• _Supplied material_:
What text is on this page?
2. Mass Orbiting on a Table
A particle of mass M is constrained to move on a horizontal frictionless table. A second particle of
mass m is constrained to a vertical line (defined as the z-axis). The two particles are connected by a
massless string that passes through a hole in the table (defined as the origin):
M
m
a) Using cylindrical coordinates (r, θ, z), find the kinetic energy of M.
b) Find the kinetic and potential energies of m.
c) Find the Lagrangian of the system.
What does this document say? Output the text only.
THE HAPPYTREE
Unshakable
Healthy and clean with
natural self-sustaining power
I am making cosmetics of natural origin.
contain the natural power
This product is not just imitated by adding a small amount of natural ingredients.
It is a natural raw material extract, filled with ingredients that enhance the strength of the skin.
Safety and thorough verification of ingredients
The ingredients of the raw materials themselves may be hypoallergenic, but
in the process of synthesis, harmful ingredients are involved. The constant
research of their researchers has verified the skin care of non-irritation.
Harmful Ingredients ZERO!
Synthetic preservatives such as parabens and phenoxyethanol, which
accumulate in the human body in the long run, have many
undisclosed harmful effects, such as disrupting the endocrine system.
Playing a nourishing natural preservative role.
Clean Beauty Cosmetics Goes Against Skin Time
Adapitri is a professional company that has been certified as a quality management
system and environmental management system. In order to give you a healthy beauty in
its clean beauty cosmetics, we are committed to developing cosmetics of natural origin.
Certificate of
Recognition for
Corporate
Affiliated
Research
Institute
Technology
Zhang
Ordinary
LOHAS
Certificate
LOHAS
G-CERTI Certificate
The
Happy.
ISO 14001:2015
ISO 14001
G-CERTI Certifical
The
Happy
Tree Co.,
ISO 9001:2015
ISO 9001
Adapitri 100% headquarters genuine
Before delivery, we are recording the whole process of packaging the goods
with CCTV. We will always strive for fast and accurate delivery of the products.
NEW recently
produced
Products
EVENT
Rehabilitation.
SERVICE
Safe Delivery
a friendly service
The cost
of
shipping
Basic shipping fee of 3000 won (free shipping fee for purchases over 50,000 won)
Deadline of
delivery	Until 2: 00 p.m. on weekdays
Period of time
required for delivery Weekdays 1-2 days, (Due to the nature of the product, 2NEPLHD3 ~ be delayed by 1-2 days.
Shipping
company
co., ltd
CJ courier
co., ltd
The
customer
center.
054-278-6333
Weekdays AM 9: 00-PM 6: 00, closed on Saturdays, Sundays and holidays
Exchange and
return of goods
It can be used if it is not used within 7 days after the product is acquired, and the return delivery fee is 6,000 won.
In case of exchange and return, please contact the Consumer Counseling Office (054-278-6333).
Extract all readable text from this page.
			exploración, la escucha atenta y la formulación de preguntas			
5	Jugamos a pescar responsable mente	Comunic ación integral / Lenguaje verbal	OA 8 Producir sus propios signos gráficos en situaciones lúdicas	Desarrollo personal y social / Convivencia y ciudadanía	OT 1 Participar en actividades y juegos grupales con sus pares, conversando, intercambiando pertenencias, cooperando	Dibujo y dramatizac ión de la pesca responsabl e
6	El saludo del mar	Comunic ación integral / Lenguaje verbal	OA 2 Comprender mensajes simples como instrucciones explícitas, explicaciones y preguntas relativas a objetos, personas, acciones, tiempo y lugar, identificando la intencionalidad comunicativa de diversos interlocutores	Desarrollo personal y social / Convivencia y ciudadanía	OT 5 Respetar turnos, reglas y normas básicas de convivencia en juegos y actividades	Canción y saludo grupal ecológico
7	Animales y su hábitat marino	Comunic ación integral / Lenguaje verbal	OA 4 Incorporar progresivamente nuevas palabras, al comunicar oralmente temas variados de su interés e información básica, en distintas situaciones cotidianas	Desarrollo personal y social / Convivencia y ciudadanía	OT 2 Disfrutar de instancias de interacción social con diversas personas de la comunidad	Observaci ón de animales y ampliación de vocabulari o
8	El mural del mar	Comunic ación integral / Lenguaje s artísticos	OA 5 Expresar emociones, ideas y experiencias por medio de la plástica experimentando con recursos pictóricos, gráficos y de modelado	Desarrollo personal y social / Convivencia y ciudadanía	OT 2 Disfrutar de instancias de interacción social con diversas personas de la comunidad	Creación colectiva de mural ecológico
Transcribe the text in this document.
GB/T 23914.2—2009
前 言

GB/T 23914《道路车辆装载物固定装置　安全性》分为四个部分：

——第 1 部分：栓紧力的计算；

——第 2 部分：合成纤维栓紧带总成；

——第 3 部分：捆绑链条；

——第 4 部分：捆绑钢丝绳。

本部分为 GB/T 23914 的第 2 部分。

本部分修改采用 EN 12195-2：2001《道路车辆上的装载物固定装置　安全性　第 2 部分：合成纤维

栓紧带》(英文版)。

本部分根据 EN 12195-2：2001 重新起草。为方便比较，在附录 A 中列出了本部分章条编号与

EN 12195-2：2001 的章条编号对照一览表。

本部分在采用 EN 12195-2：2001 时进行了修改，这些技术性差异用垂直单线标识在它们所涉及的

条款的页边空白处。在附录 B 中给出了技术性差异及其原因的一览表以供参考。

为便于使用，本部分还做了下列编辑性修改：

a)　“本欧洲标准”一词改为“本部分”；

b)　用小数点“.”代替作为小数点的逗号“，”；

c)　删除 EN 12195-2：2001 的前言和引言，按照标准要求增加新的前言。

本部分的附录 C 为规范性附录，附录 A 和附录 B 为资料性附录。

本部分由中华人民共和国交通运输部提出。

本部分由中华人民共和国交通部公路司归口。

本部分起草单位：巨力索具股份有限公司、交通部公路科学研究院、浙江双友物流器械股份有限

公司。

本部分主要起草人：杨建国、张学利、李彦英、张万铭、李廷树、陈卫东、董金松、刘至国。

• _What to do_:
All of the data needs to be reproduced exactly, with no line missing.

• _Final result_:
What text is on this page?
2. Mass Orbiting on a Table
A particle of mass M is constrained to move on a horizontal frictionless table. A second particle of
mass m is constrained to a vertical line (defined as the z-axis). The two particles are connected by a
massless string that passes through a hole in the table (defined as the origin):
M
m
a) Using cylindrical coordinates (r, θ, z), find the kinetic energy of M.
b) Find the kinetic and potential energies of m.
c) Find the Lagrangian of the system.
What does this document say? Output the text only.
THE HAPPYTREE
Unshakable
Healthy and clean with
natural self-sustaining power
I am making cosmetics of natural origin.
contain the natural power
This product is not just imitated by adding a small amount of natural ingredients.
It is a natural raw material extract, filled with ingredients that enhance the strength of the skin.
Safety and thorough verification of ingredients
The ingredients of the raw materials themselves may be hypoallergenic, but
in the process of synthesis, harmful ingredients are involved. The constant
research of their researchers has verified the skin care of non-irritation.
Harmful Ingredients ZERO!
Synthetic preservatives such as parabens and phenoxyethanol, which
accumulate in the human body in the long run, have many
undisclosed harmful effects, such as disrupting the endocrine system.
Playing a nourishing natural preservative role.
Clean Beauty Cosmetics Goes Against Skin Time
Adapitri is a professional company that has been certified as a quality management
system and environmental management system. In order to give you a healthy beauty in
its clean beauty cosmetics, we are committed to developing cosmetics of natural origin.
Certificate of
Recognition for
Corporate
Affiliated
Research
Institute
Technology
Zhang
Ordinary
LOHAS
Certificate
LOHAS
G-CERTI Certificate
The
Happy.
ISO 14001:2015
ISO 14001
G-CERTI Certifical
The
Happy
Tree Co.,
ISO 9001:2015
ISO 9001
Adapitri 100% headquarters genuine
Before delivery, we are recording the whole process of packaging the goods
with CCTV. We will always strive for fast and accurate delivery of the products.
NEW recently
produced
Products
EVENT
Rehabilitation.
SERVICE
Safe Delivery
a friendly service
The cost
of
shipping
Basic shipping fee of 3000 won (free shipping fee for purchases over 50,000 won)
Deadline of
delivery	Until 2: 00 p.m. on weekdays
Period of time
required for delivery Weekdays 1-2 days, (Due to the nature of the product, 2NEPLHD3 ~ be delayed by 1-2 days.
Shipping
company
co., ltd
CJ courier
co., ltd
The
customer
center.
054-278-6333
Weekdays AM 9: 00-PM 6: 00, closed on Saturdays, Sundays and holidays
Exchange and
return of goods
It can be used if it is not used within 7 days after the product is acquired, and the return delivery fee is 6,000 won.
In case of exchange and return, please contact the Consumer Counseling Office (054-278-6333).
Extract all readable text from this page.
			exploración, la escucha atenta y la formulación de preguntas			
5	Jugamos a pescar responsable mente	Comunic ación integral / Lenguaje verbal	OA 8 Producir sus propios signos gráficos en situaciones lúdicas	Desarrollo personal y social / Convivencia y ciudadanía	OT 1 Participar en actividades y juegos grupales con sus pares, conversando, intercambiando pertenencias, cooperando	Dibujo y dramatizac ión de la pesca responsabl e
6	El saludo del mar	Comunic ación integral / Lenguaje verbal	OA 2 Comprender mensajes simples como instrucciones explícitas, explicaciones y preguntas relativas a objetos, personas, acciones, tiempo y lugar, identificando la intencionalidad comunicativa de diversos interlocutores	Desarrollo personal y social / Convivencia y ciudadanía	OT 5 Respetar turnos, reglas y normas básicas de convivencia en juegos y actividades	Canción y saludo grupal ecológico
7	Animales y su hábitat marino	Comunic ación integral / Lenguaje verbal	OA 4 Incorporar progresivamente nuevas palabras, al comunicar oralmente temas variados de su interés e información básica, en distintas situaciones cotidianas	Desarrollo personal y social / Convivencia y ciudadanía	OT 2 Disfrutar de instancias de interacción social con diversas personas de la comunidad	Observaci ón de animales y ampliación de vocabulari o
8	El mural del mar	Comunic ación integral / Lenguaje s artísticos	OA 5 Expresar emociones, ideas y experiencias por medio de la plástica experimentando con recursos pictóricos, gráficos y de modelado	Desarrollo personal y social / Convivencia y ciudadanía	OT 2 Disfrutar de instancias de interacción social con diversas personas de la comunidad	Creación colectiva de mural ecológico
Transcribe the text in this document.
GB/T 23914.2—2009
前 言

GB/T 23914《道路车辆装载物固定装置　安全性》分为四个部分：

——第 1 部分：栓紧力的计算；

——第 2 部分：合成纤维栓紧带总成；

——第 3 部分：捆绑链条；

——第 4 部分：捆绑钢丝绳。

本部分为 GB/T 23914 的第 2 部分。

本部分修改采用 EN 12195-2：2001《道路车辆上的装载物固定装置　安全性　第 2 部分：合成纤维

栓紧带》(英文版)。

本部分根据 EN 12195-2：2001 重新起草。为方便比较，在附录 A 中列出了本部分章条编号与

EN 12195-2：2001 的章条编号对照一览表。

本部分在采用 EN 12195-2：2001 时进行了修改，这些技术性差异用垂直单线标识在它们所涉及的

条款的页边空白处。在附录 B 中给出了技术性差异及其原因的一览表以供参考。

为便于使用，本部分还做了下列编辑性修改：

a)　“本欧洲标准”一词改为“本部分”；

b)　用小数点“.”代替作为小数点的逗号“，”；

c)　删除 EN 12195-2：2001 的前言和引言，按照标准要求增加新的前言。

本部分的附录 C 为规范性附录，附录 A 和附录 B 为资料性附录。

本部分由中华人民共和国交通运输部提出。

本部分由中华人民共和国交通部公路司归口。

本部分起草单位：巨力索具股份有限公司、交通部公路科学研究院、浙江双友物流器械股份有限

公司。

本部分主要起草人：杨建国、张学利、李彦英、张万铭、李廷树、陈卫东、董金松、刘至国。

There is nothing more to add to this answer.